#### MATERIAL SHOWN

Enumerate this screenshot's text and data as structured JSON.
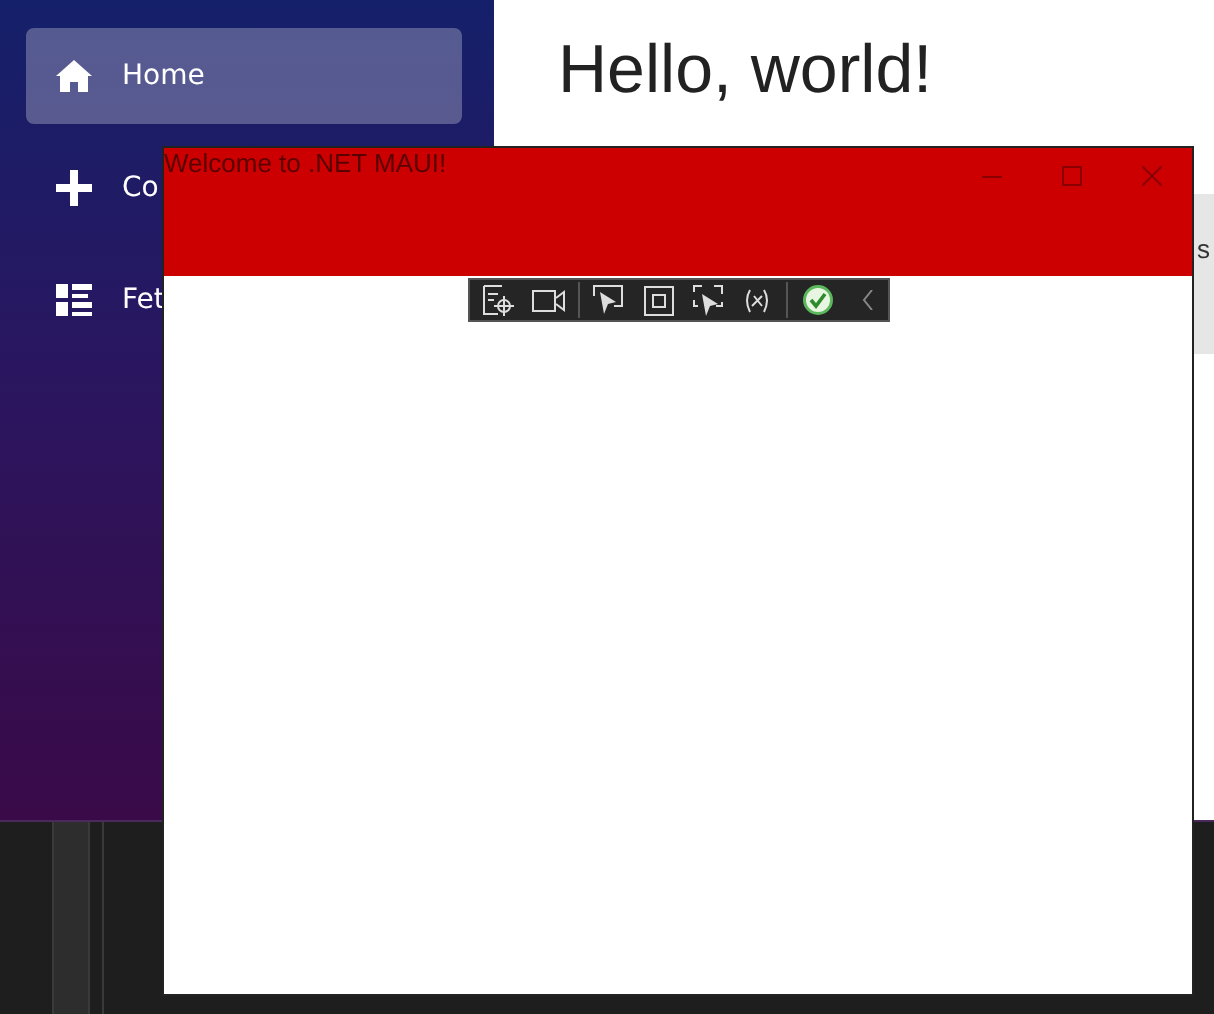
{
  "host_app": {
    "sidebar": {
      "items": [
        {
          "label": "Home",
          "selected": true
        },
        {
          "label": "Co",
          "selected": false
        },
        {
          "label": "Fet",
          "selected": false
        }
      ]
    },
    "content": {
      "heading": "Hello, world!",
      "side_tab": "s"
    }
  },
  "maui_window": {
    "title": "Welcome to .NET MAUI!"
  }
}
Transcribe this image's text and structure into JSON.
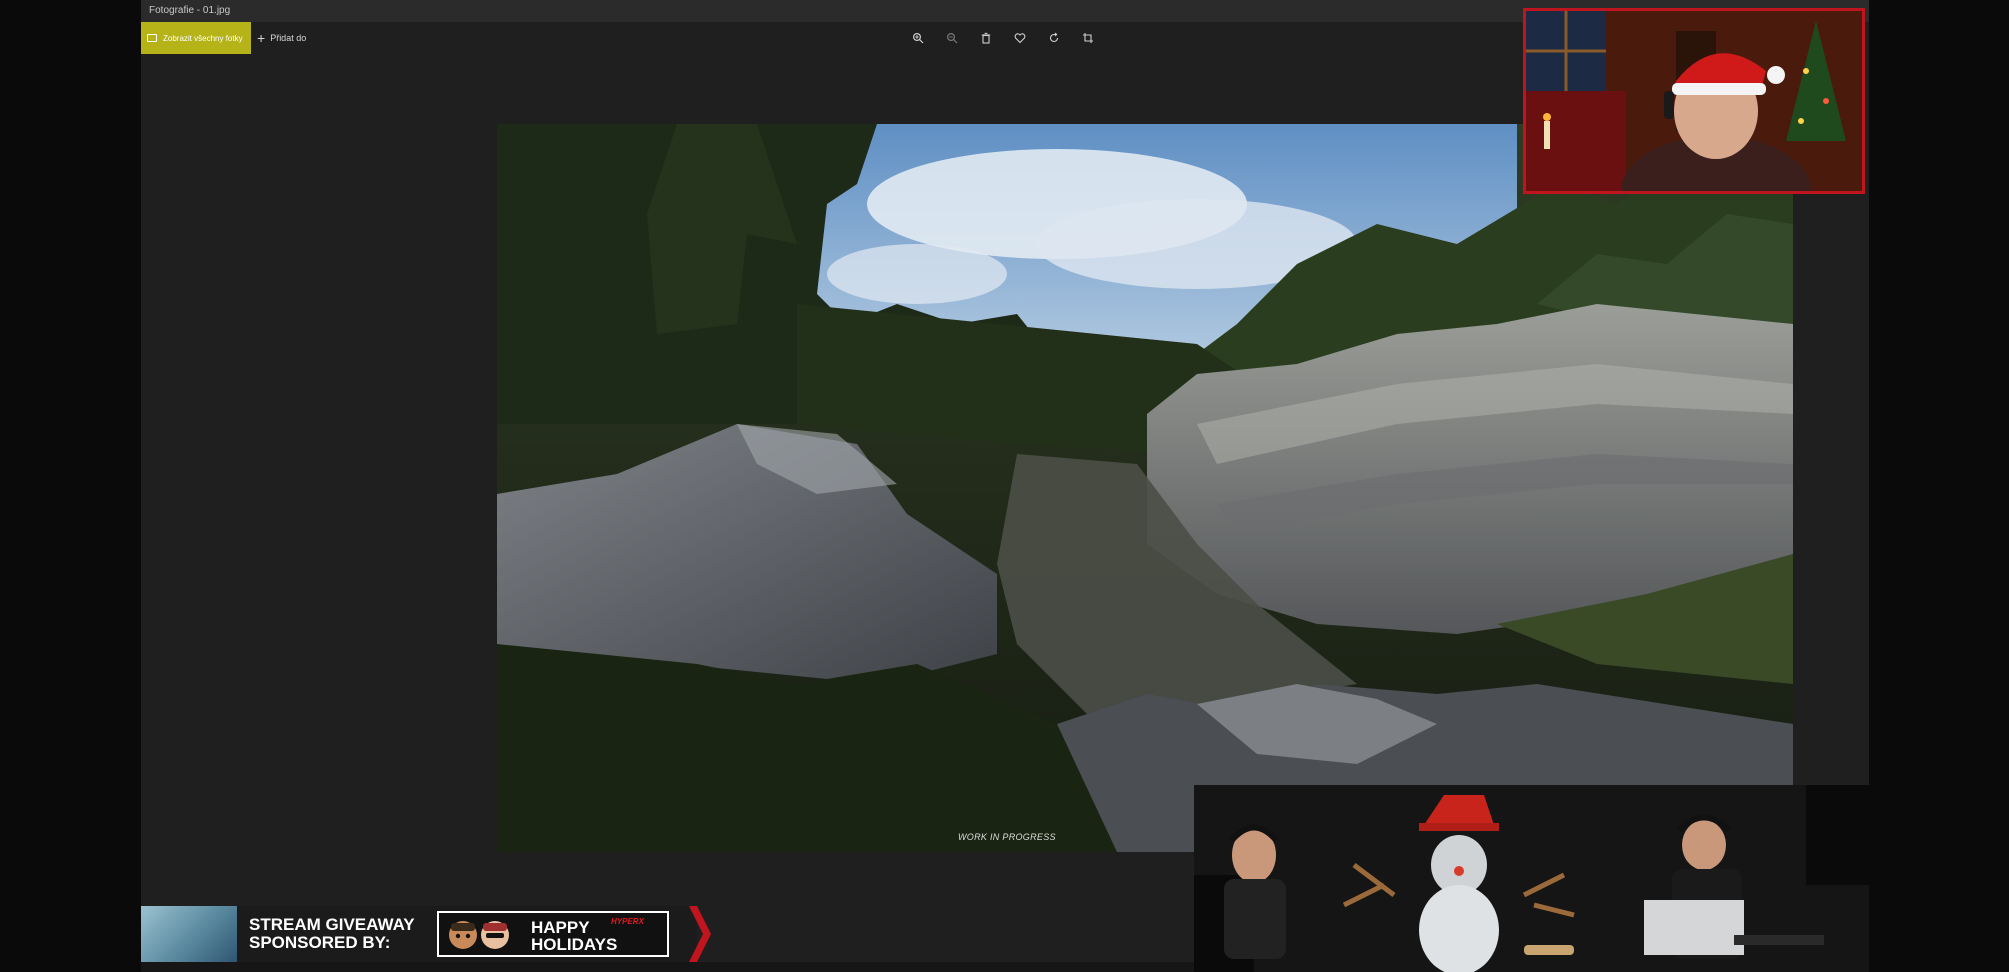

########

Without including any pictures, print all of the material exactly as given.

Enumerate this screenshot's text and data as structured JSON.
{
  "host_app": {
    "sidebar": {
      "items": [
        {
          "label": "Home",
          "selected": true
        },
        {
          "label": "Co",
          "selected": false
        },
        {
          "label": "Fet",
          "selected": false
        }
      ]
    },
    "content": {
      "heading": "Hello, world!",
      "side_tab": "s"
    }
  },
  "maui_window": {
    "title": "Welcome to .NET MAUI!"
  }
}
Transcribe this image's text and structure into JSON.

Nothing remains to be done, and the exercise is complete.